Stated exercise: Could you lay out the rows, from the first one through the one containing "bar-value-label: 139.71 xyxy=(31,287,107,315)", as a Markdown table with the columns No. and Line, giving each row a number and leaving out blank lines?

(Region annotation rows)
/---

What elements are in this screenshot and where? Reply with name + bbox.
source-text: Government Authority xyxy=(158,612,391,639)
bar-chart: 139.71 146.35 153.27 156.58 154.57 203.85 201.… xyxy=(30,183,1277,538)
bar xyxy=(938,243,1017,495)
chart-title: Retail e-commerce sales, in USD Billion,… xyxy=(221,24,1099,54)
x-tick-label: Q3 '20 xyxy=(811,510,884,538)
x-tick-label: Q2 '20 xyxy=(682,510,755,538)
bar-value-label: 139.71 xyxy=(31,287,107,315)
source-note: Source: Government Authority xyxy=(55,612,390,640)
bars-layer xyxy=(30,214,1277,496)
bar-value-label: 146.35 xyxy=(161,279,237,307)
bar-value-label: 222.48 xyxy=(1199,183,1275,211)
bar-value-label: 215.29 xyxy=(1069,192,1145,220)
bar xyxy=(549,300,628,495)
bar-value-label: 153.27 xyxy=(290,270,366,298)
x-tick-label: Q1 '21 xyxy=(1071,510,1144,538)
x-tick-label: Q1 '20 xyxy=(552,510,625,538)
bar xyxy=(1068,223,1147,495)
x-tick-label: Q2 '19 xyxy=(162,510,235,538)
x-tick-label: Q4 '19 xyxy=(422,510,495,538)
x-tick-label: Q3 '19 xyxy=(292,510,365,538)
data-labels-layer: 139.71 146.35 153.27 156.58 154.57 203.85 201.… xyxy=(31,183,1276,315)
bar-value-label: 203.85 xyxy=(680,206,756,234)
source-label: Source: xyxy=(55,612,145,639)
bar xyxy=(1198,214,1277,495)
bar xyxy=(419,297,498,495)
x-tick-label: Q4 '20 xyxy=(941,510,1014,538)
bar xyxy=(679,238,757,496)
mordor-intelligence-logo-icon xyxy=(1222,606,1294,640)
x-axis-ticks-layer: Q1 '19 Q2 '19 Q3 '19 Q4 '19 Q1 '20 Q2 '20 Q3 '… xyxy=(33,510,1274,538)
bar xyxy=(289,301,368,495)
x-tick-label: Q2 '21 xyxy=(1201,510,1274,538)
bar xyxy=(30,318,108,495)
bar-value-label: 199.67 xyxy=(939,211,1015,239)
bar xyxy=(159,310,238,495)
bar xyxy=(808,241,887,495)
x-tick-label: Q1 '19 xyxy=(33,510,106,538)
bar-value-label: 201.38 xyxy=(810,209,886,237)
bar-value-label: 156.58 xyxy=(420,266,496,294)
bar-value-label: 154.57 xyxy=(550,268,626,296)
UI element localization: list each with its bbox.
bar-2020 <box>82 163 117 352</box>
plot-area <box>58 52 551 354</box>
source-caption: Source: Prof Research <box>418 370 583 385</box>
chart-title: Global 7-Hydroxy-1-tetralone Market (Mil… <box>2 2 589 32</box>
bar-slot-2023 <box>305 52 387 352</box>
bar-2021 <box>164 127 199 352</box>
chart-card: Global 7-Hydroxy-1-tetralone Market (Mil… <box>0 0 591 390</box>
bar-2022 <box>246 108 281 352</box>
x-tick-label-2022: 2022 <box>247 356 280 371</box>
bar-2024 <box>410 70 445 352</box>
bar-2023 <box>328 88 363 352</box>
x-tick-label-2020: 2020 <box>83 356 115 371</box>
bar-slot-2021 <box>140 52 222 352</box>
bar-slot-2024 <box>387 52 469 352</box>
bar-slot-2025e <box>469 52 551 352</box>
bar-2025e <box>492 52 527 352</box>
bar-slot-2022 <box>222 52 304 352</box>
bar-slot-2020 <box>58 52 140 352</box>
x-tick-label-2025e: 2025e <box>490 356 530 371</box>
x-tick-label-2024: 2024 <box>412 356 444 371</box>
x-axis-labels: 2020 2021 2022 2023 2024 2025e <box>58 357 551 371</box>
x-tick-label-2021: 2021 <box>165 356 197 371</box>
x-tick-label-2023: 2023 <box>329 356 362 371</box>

\---

Answer for this exercise:
| No. | Line |
|---|---|
| 1 | What elements are in this screenshot and where? Reply with name + bbox. |
| 2 | source-text: Government Authority xyxy=(158,612,391,639) |
| 3 | bar-chart: 139.71 146.35 153.27 156.58 154.57 203.85 201.… xyxy=(30,183,1277,538) |
| 4 | bar xyxy=(938,243,1017,495) |
| 5 | chart-title: Retail e-commerce sales, in USD Billion,… xyxy=(221,24,1099,54) |
| 6 | x-tick-label: Q3 '20 xyxy=(811,510,884,538) |
| 7 | x-tick-label: Q2 '20 xyxy=(682,510,755,538) |
| 8 | bar-value-label: 139.71 xyxy=(31,287,107,315) |